Stored items from a collection:
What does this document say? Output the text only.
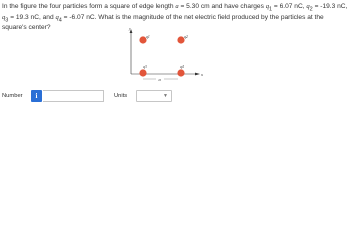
In the figure the four particles form a square of edge length a = 5.30 cm and have charges $q_1 = 6.07$ nC, $q_2 = -19.3$ nC, $q_3 = 19.3$ nC, and $q_4 = -6.07$ nC. What is the magnitude of the net electric field produced by the particles at the square's center?	y
x
a
q1	q2
q3	q4
Number	i	Units	▼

Task: Look through the entries above and report the number of lines that contain "What". Write only the number.

Task output: 2